> Task prompt
For the data below, work out how many lines include the string "iray" and report only the number.

Records from a dataset

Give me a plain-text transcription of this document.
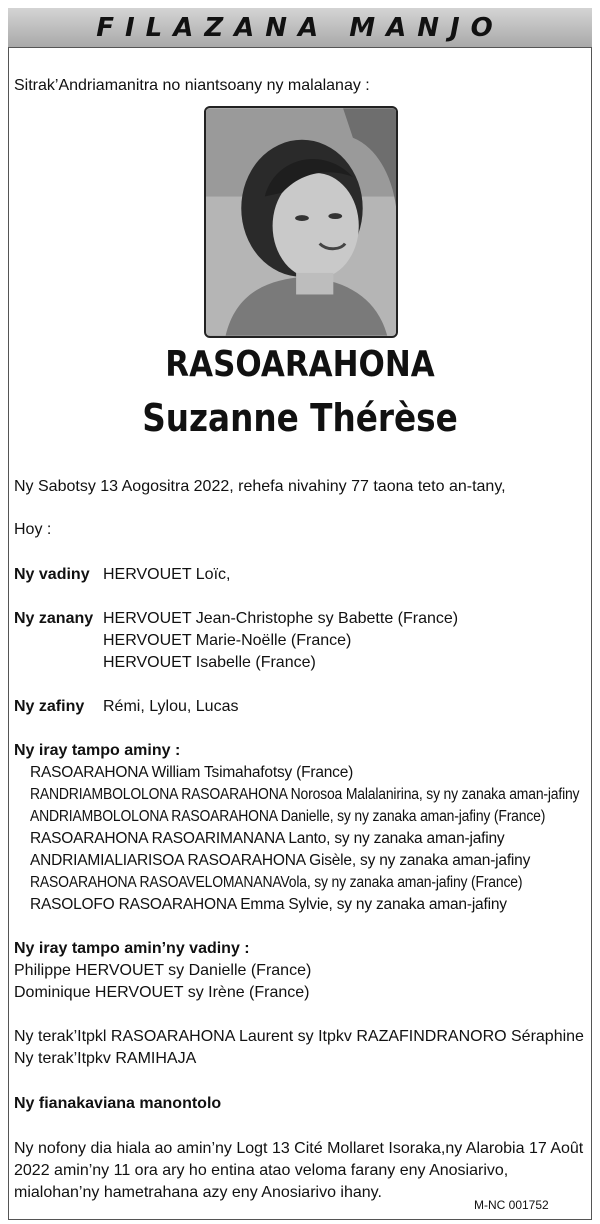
FILAZANA MANJO
Sitrak’Andriamanitra no niantsoany ny malalanay :
RASOARAHONA
Suzanne Thérèse
Ny Sabotsy 13 Aogositra 2022, rehefa nivahiny 77 taona teto an-tany,
Hoy :
Ny vadiny HERVOUET Loïc,
Ny zanany HERVOUET Jean-Christophe sy Babette (France)
HERVOUET Marie-Noëlle (France)
HERVOUET Isabelle (France)
Ny zafiny Rémi, Lylou, Lucas
Ny iray tampo aminy :
RASOARAHONA William Tsimahafotsy (France)
RANDRIAMBOLOLONA RASOARAHONA Norosoa Malalanirina, sy ny zanaka aman-jafiny
ANDRIAMBOLOLONA RASOARAHONA Danielle, sy ny zanaka aman-jafiny (France)
RASOARAHONA RASOARIMANANA Lanto, sy ny zanaka aman-jafiny
ANDRIAMIALIARISOA RASOARAHONA Gisèle, sy ny zanaka aman-jafiny
RASOARAHONA RASOAVELOMANANAVola, sy ny zanaka aman-jafiny (France)
RASOLOFO RASOARAHONA Emma Sylvie, sy ny zanaka aman-jafiny
Ny iray tampo amin’ny vadiny :
Philippe HERVOUET sy Danielle (France)
Dominique HERVOUET sy Irène (France)
Ny terak’Itpkl RASOARAHONA Laurent sy Itpkv RAZAFINDRANORO Séraphine
Ny terak’Itpkv RAMIHAJA
Ny fianakaviana manontolo
Ny nofony dia hiala ao amin’ny Logt 13 Cité Mollaret Isoraka,ny Alarobia 17 Août 2022 amin’ny 11 ora ary ho entina atao veloma farany eny Anosiarivo, mialohan’ny hametrahana azy eny Anosiarivo ihany.
M-NC 001752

> Response for this exercise
2